--- Begin Task material ---
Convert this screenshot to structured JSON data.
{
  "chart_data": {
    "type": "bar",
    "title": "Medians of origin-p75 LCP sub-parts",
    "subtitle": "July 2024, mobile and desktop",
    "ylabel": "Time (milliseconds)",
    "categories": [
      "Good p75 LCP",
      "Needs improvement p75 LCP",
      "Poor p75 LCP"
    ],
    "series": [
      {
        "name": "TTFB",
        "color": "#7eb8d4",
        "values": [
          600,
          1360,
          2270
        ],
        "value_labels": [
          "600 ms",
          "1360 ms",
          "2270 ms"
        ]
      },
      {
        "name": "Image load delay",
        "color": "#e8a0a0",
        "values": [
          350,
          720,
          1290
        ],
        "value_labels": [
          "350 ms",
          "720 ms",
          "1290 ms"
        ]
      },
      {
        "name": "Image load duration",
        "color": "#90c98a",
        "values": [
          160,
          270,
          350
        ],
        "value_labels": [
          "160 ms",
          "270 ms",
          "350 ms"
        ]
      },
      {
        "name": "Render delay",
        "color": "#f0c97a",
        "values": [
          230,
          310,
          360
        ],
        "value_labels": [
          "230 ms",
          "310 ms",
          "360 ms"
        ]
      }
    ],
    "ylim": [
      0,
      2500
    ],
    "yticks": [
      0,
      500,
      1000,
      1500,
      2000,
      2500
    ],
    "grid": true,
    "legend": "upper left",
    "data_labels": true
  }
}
--- End Task material ---
--- Begin Task material ---
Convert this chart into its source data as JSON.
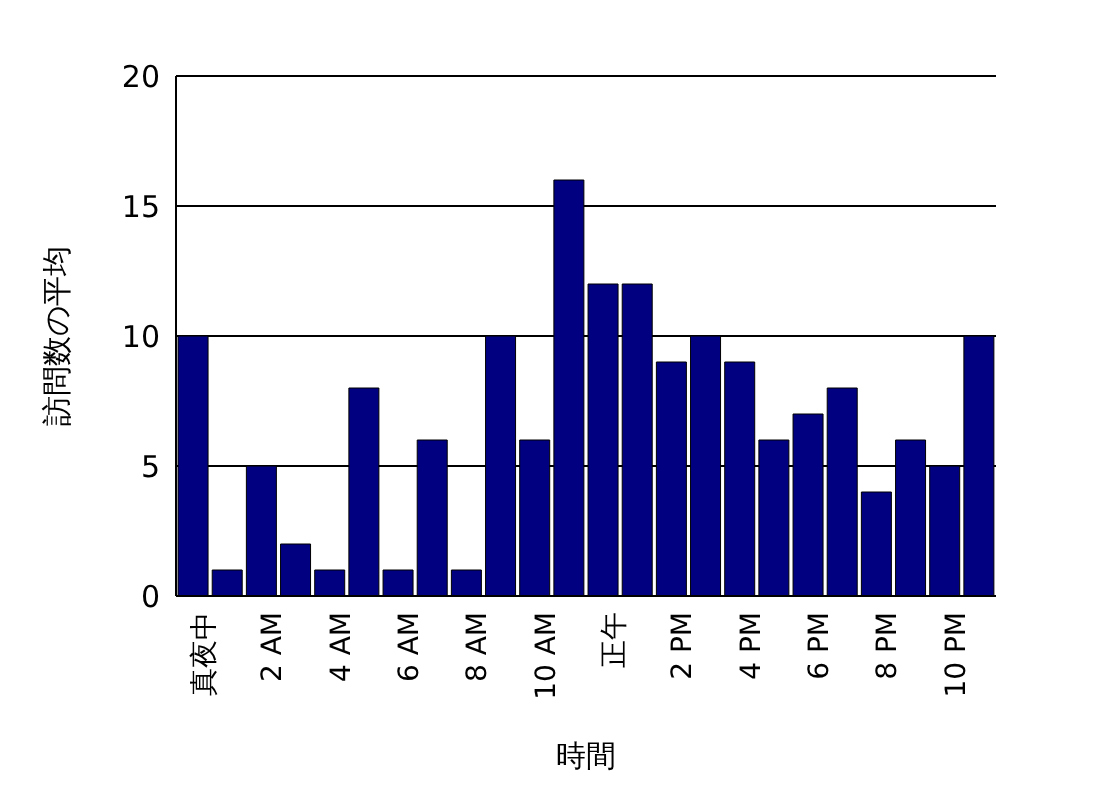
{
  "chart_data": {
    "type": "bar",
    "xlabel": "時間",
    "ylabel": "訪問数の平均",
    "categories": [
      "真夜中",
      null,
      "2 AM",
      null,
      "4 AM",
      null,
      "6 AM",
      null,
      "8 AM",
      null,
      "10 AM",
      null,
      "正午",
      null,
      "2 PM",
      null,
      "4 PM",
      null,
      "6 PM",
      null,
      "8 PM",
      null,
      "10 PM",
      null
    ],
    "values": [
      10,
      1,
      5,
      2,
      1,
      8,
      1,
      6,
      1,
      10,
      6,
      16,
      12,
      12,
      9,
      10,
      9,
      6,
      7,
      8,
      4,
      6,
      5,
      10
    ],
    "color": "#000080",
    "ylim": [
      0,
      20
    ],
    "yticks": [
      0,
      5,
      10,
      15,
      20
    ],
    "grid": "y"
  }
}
--- End Task material ---
--- Begin Task material ---
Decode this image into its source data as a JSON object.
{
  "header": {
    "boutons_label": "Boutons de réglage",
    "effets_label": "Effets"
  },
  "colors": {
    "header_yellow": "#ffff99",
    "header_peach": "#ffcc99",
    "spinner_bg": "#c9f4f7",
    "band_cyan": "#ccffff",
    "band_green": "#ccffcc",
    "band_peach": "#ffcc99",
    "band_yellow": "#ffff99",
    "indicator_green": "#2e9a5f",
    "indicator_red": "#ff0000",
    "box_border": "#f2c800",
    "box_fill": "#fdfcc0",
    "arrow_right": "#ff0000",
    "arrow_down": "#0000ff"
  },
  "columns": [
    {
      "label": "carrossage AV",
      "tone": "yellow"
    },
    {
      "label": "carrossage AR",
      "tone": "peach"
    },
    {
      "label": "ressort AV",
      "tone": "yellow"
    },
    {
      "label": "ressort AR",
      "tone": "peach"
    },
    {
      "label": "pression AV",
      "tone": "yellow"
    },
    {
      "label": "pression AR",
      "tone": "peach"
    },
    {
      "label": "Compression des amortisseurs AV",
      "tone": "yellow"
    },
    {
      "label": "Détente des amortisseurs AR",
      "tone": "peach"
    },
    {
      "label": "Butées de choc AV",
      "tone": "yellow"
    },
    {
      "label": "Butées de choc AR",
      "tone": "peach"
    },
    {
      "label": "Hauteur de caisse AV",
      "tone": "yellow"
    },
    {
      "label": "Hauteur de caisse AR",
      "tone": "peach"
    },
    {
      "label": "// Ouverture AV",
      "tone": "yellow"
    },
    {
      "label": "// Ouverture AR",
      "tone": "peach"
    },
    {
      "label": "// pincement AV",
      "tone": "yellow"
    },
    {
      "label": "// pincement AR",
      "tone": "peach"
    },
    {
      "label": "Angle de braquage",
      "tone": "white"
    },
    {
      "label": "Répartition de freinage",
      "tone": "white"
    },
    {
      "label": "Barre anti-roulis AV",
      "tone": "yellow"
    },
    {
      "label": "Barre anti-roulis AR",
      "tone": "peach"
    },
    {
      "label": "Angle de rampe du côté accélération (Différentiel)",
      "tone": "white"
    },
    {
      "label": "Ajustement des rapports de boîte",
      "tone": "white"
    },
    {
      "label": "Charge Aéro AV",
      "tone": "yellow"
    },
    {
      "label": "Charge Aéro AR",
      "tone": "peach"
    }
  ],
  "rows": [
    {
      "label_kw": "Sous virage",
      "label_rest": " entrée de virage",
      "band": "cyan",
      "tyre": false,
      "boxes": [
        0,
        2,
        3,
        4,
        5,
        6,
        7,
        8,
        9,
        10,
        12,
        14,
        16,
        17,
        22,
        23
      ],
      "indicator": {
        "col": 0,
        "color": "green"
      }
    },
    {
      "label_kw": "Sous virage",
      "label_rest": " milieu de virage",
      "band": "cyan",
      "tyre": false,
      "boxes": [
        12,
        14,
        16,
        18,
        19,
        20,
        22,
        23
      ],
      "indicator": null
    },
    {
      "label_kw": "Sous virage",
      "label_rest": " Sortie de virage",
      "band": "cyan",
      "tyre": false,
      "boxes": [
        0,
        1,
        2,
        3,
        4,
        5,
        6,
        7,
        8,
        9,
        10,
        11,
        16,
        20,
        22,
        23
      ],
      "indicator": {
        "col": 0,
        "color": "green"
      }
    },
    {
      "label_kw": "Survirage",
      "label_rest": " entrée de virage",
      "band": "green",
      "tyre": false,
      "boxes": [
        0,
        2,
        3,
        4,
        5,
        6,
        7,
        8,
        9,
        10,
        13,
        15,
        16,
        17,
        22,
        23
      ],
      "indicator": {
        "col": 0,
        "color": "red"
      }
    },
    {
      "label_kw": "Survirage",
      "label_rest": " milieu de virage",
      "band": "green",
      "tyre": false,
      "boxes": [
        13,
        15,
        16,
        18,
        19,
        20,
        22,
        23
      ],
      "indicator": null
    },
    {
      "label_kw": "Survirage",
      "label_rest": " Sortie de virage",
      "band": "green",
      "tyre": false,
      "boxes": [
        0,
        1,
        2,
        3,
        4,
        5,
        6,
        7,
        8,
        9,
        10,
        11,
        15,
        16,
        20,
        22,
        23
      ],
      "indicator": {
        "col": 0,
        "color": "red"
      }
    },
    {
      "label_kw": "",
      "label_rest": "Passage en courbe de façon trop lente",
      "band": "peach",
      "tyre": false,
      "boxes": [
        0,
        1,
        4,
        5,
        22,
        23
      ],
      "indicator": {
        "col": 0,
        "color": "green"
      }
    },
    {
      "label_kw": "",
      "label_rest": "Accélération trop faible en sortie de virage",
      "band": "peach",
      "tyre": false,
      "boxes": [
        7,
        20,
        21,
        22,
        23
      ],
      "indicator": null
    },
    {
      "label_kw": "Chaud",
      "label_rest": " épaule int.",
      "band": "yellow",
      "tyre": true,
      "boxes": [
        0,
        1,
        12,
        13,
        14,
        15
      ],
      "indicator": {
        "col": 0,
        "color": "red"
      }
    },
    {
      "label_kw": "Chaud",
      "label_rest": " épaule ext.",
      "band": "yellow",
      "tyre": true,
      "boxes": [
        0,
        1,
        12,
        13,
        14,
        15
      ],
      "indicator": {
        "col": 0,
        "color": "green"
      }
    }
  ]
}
--- End Task material ---
*Stated task:* Report only the number of lines in the data above that contain "Hauteur".

*Response to the exercise:* 2